Ex-presidente Álvaro Uribe, que mantém uma disputa frontal com seu sucessor, foi o grande artífice da campanha contra o acordo com as FARC

Javier Lafuente
Costhanzo

Nos anos noventa, ser colombiano era considerado pior que uma desgraça. Significava viver num país devastado por guerrilhas, paramilitares e cartéis do narcotráfico. A Colômbia não era tanto García Márquez; era mais Pablo Escobar e a cocaína. Os colombianos conseguiram se livrar da sensação de párias que lhes perseguia, em boa medida, graças à chegada de Álvaro Uribe Vélez (Medellín, 1954) ao poder, em 2002. Em meio à crise econômica galopante, e com os guerrilheiros das Forças Armadas Revolucionárias da Colômbia (FARC) batendo às portas da capital, Uribe congregou todo o país ao redor da necessidade de maior segurança e de um sentimento que une os colombianos quase tanto como a seleção de futebol: a rejeição à guerrilha. Uma máxima que, quase 15 anos depois, continua dando frutos políticos, como ficou comprovado no plebiscito de semana passada pela vitória do não, da qual ele foi o grande artífice. O homem que canalizou o ódio dos colombianos contra o grupo armado agora tem o desafio de demonstrar, contra os prognósticos, que pode fazer o mesmo com o maior desejo: a paz.

Dados fornecidos —
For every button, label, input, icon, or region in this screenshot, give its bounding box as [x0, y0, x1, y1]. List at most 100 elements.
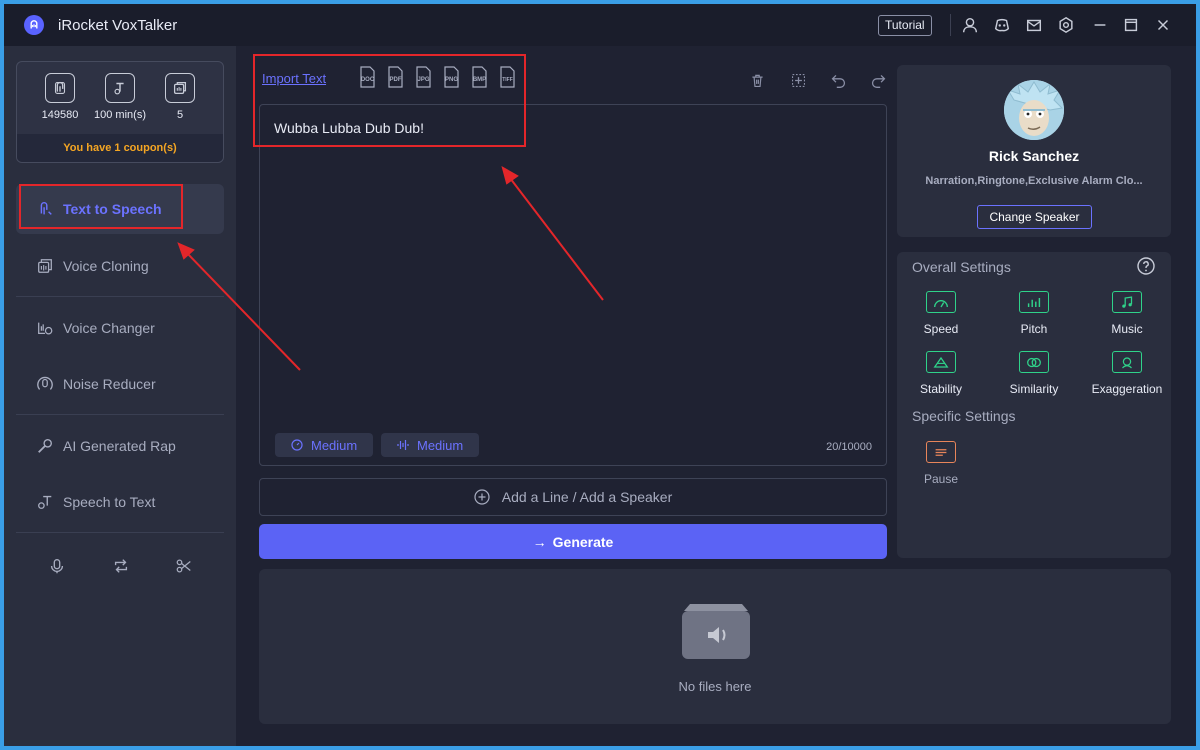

Pedido 1 —
Responda, por favor, às perguntas abaixo com base no trecho sobre Álvaro Uribe:
(a) Em que ano Uribe chegou ao poder?
(b) Que sentimento, além da necessidade de maior segurança, Uribe usou para congregar o país?
(c) Qual opção venceu o plebiscito da semana passada?
Pedido 2 — Escreva a continuação do trecho sobre Álvaro Uribe, começando logo após a última frase.

Resposta do exercício 1 —
(a) Em 2002.
(b) A rejeição à guerrilha.
(c) O não.

Resposta do exercício 2 —
O ex-presidente da Colômbia Álvaro Uribe fala à imprensa após votar no plebiscito, em 2 de outubro, em Bogotá.Foto: reuters_live | Vídeo: MAURICIO DUEÑAS (EFE) / REUTERS-QUALITY

“Uribe tem defendido a teoria de que a única razão dos infortúnios, de nossas tristezas, está na ameaça das FARC. E que somente quando conseguir acabar com elas o país florescerá de novo como uma ave fênix”, diz María Jimena Duzán no livro Así Gobierna Uribe (Assim Governa Uribe, sem tradução no Brasil), um perfil crítico do ex-presidente colombiano que continua atual 12 anos depois de sua publicação, assim como os discursos da época. “As limitações derivadas do Estado são limitações impostas pelo terrorismo”, afirmava o político no ano em que assumiu a Presidência.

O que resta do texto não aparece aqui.